__Task objective__: Search the records below for the word "Street". Pull out each line that has it.

__Data listing__:

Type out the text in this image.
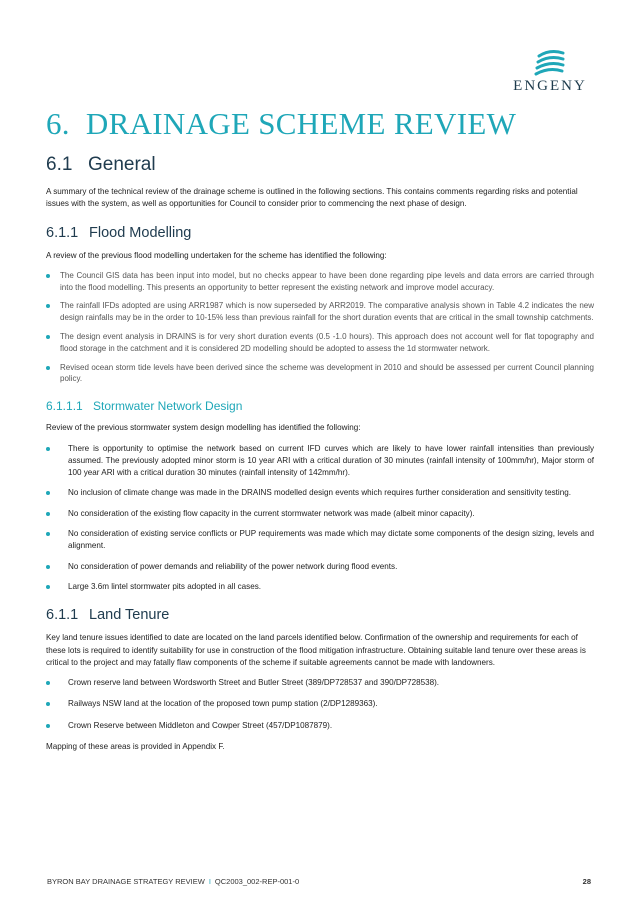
ENGENY
6. DRAINAGE SCHEME REVIEW
6.1 General

A summary of the technical review of the drainage scheme is outlined in the following sections. This contains comments regarding risks and potential issues with the system, as well as opportunities for Council to consider prior to commencing the next phase of design.

6.1.1 Flood Modelling

A review of the previous flood modelling undertaken for the scheme has identified the following:

The Council GIS data has been input into model, but no checks appear to have been done regarding pipe levels and data errors are carried through into the flood modelling. This presents an opportunity to better represent the existing network and improve model accuracy.
The rainfall IFDs adopted are using ARR1987 which is now superseded by ARR2019. The comparative analysis shown in Table 4.2 indicates the new design rainfalls may be in the order to 10-15% less than previous rainfall for the short duration events that are critical in the small township catchments.
The design event analysis in DRAINS is for very short duration events (0.5 -1.0 hours). This approach does not account well for flat topography and flood storage in the catchment and it is considered 2D modelling should be adopted to assess the 1d stormwater network.
Revised ocean storm tide levels have been derived since the scheme was development in 2010 and should be assessed per current Council planning policy.
6.1.1.1 Stormwater Network Design

Review of the previous stormwater system design modelling has identified the following:

There is opportunity to optimise the network based on current IFD curves which are likely to have lower rainfall intensities than previously assumed. The previously adopted minor storm is 10 year ARI with a critical duration of 30 minutes (rainfall intensity of 100mm/hr), Major storm of 100 year ARI with a critical duration 30 minutes (rainfall intensity of 142mm/hr).
No inclusion of climate change was made in the DRAINS modelled design events which requires further consideration and sensitivity testing.
No consideration of the existing flow capacity in the current stormwater network was made (albeit minor capacity).
No consideration of existing service conflicts or PUP requirements was made which may dictate some components of the design sizing, levels and alignment.
No consideration of power demands and reliability of the power network during flood events.
Large 3.6m lintel stormwater pits adopted in all cases.
6.1.1 Land Tenure

Key land tenure issues identified to date are located on the land parcels identified below. Confirmation of the ownership and requirements for each of these lots is required to identify suitability for use in construction of the flood mitigation infrastructure. Obtaining suitable land tenure over these areas is critical to the project and may fatally flaw components of the scheme if suitable agreements cannot be made with landowners.

Crown reserve land between Wordsworth Street and Butler Street (389/DP728537 and 390/DP728538).
Railways NSW land at the location of the proposed town pump station (2/DP1289363).
Crown Reserve between Middleton and Cowper Street (457/DP1087879).

Mapping of these areas is provided in Appendix F.

BYRON BAY DRAINAGE STRATEGY REVIEW I QC2003_002-REP-001-0	28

__Correct result__:
Crown reserve land between Wordsworth Street and Butler Street (389/DP728537 and 390/DP728538).
Crown Reserve between Middleton and Cowper Street (457/DP1087879).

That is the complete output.